Find the lines below that contain the word "medicine" and count them. Only the number should be given.

··· Exercise input

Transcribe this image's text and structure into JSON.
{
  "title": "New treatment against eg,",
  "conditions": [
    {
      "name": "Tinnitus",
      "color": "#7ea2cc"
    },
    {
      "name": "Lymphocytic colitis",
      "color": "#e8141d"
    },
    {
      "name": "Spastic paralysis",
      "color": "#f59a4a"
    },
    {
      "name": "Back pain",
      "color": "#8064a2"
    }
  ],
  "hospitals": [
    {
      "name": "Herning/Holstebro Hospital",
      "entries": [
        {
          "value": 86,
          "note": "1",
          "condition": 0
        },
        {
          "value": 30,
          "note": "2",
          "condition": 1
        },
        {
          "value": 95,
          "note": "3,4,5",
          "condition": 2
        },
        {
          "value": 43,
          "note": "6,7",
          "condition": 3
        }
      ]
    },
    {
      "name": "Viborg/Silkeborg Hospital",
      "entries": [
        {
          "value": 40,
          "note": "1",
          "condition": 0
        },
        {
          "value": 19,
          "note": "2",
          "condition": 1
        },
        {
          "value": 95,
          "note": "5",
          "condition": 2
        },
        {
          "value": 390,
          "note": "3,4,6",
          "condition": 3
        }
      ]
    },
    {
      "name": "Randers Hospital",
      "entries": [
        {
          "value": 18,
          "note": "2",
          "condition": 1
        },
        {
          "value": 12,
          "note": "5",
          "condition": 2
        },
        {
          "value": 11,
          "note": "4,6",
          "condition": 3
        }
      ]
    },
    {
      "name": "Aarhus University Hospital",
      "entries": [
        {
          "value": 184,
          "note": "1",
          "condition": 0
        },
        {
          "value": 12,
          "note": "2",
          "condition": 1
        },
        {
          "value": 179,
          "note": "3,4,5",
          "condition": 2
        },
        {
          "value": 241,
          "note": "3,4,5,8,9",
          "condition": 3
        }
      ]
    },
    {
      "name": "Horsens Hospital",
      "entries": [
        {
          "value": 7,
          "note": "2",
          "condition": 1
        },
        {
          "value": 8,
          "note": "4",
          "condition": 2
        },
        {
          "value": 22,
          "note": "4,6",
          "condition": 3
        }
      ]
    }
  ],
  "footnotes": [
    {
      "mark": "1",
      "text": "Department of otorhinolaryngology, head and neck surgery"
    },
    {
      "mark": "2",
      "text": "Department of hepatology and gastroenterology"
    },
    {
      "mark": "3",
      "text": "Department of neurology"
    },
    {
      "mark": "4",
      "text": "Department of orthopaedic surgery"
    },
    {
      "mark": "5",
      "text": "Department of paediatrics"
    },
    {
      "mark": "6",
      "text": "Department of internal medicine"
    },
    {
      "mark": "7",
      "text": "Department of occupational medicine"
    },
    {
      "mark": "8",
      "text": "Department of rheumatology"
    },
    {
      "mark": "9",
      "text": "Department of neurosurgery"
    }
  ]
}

······

• _Result_
2